(DO THIS) Transcribe the records that follow exactly. Skip the pictures.

Stored data:

..........

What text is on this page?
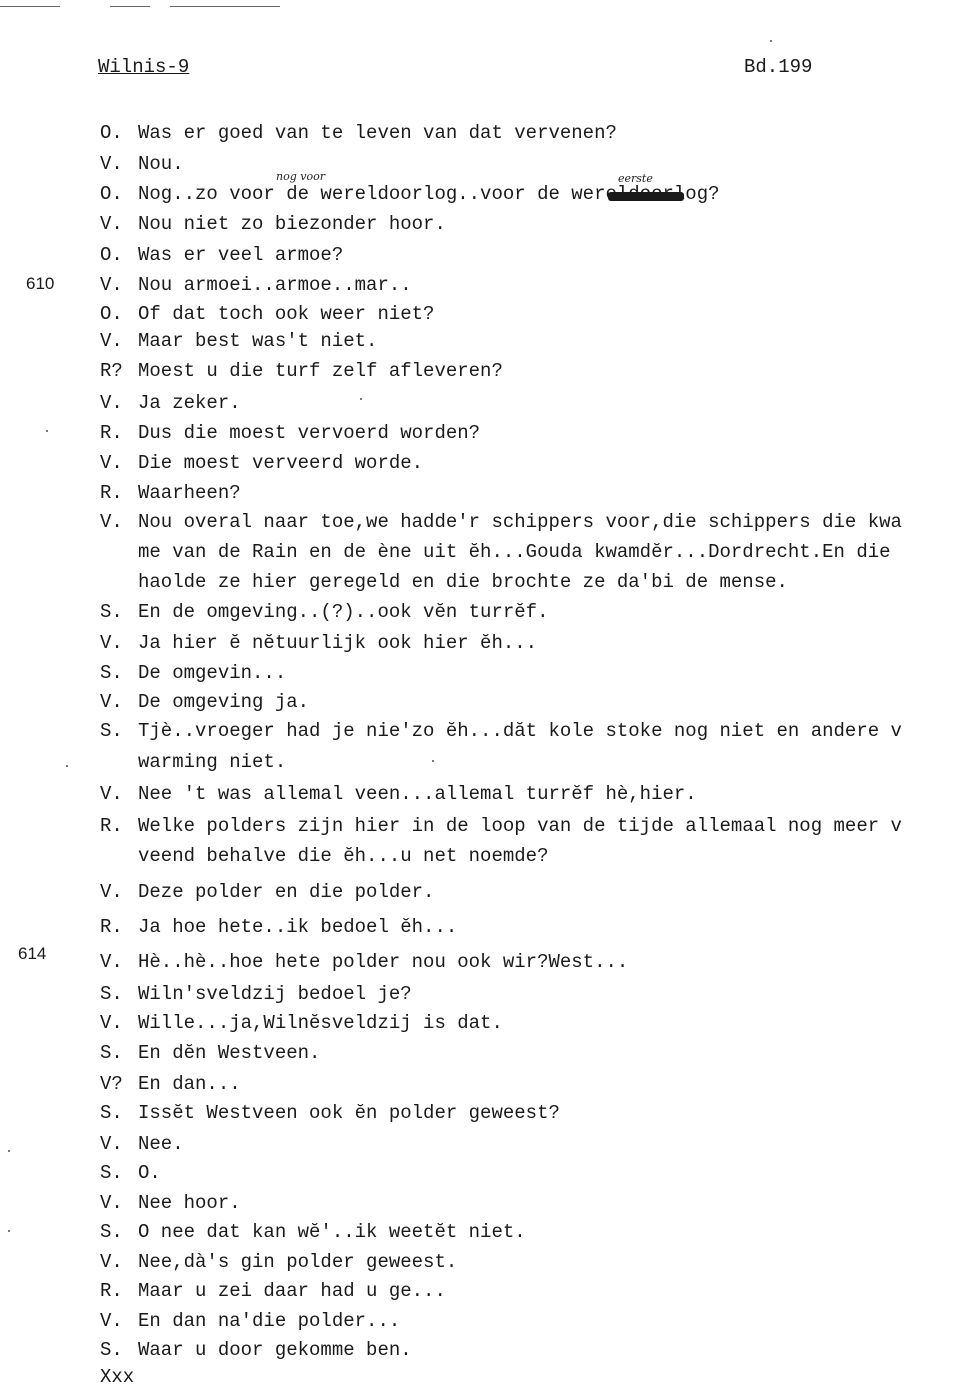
Wilnis-9	Bd.199
610
614
nog voor	eerste
O. Was er goed van te leven van dat vervenen?
V. Nou.
O. Nog..zo voor de wereldoorlog..voor de wereldoorlog?
V. Nou niet zo biezonder hoor.
O. Was er veel armoe?
V. Nou armoei..armoe..mar..
O. Of dat toch ook weer niet?
V. Maar best was't niet.
R? Moest u die turf zelf afleveren?
V. Ja zeker.
R. Dus die moest vervoerd worden?
V. Die moest verveerd worde.
R. Waarheen?
V. Nou overal naar toe,we hadde'r schippers voor,die schippers die kwa
me van de Rain en de ène uit ĕh...Gouda kwamdĕr...Dordrecht.En die
haolde ze hier geregeld en die brochte ze da'bi de mense.
S. En de omgeving..(?)..ook vĕn turrĕf.
V. Ja hier ĕ nĕtuurlijk ook hier ĕh...
S. De omgevin...
V. De omgeving ja.
S. Tjè..vroeger had je nie'zo ĕh...dăt kole stoke nog niet en andere v
warming niet.
V. Nee 't was allemal veen...allemal turrĕf hè,hier.
R. Welke polders zijn hier in de loop van de tijde allemaal nog meer v
veend behalve die ĕh...u net noemde?
V. Deze polder en die polder.
R. Ja hoe hete..ik bedoel ĕh...
V. Hè..hè..hoe hete polder nou ook wir?West...
S. Wiln'sveldzij bedoel je?
V. Wille...ja,Wilnĕsveldzij is dat.
S. En dĕn Westveen.
V? En dan...
S. Issĕt Westveen ook ĕn polder geweest?
V. Nee.
S. O.
V. Nee hoor.
S. O nee dat kan wĕ'..ik weetĕt niet.
V. Nee,dà's gin polder geweest.
R. Maar u zei daar had u ge...
V. En dan na'die polder...
S. Waar u door gekomme ben.
Xxx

..........

(ANSWER TO THE PROBLEM)
What text is on this page?
Wilnis-9	Bd.199
610
614
nog voor	eerste
O. Was er goed van te leven van dat vervenen?
V. Nou.
O. Nog..zo voor de wereldoorlog..voor de wereldoorlog?
V. Nou niet zo biezonder hoor.
O. Was er veel armoe?
V. Nou armoei..armoe..mar..
O. Of dat toch ook weer niet?
V. Maar best was't niet.
R? Moest u die turf zelf afleveren?
V. Ja zeker.
R. Dus die moest vervoerd worden?
V. Die moest verveerd worde.
R. Waarheen?
V. Nou overal naar toe,we hadde'r schippers voor,die schippers die kwa
me van de Rain en de ène uit ĕh...Gouda kwamdĕr...Dordrecht.En die
haolde ze hier geregeld en die brochte ze da'bi de mense.
S. En de omgeving..(?)..ook vĕn turrĕf.
V. Ja hier ĕ nĕtuurlijk ook hier ĕh...
S. De omgevin...
V. De omgeving ja.
S. Tjè..vroeger had je nie'zo ĕh...dăt kole stoke nog niet en andere v
warming niet.
V. Nee 't was allemal veen...allemal turrĕf hè,hier.
R. Welke polders zijn hier in de loop van de tijde allemaal nog meer v
veend behalve die ĕh...u net noemde?
V. Deze polder en die polder.
R. Ja hoe hete..ik bedoel ĕh...
V. Hè..hè..hoe hete polder nou ook wir?West...
S. Wiln'sveldzij bedoel je?
V. Wille...ja,Wilnĕsveldzij is dat.
S. En dĕn Westveen.
V? En dan...
S. Issĕt Westveen ook ĕn polder geweest?
V. Nee.
S. O.
V. Nee hoor.
S. O nee dat kan wĕ'..ik weetĕt niet.
V. Nee,dà's gin polder geweest.
R. Maar u zei daar had u ge...
V. En dan na'die polder...
S. Waar u door gekomme ben.
Xxx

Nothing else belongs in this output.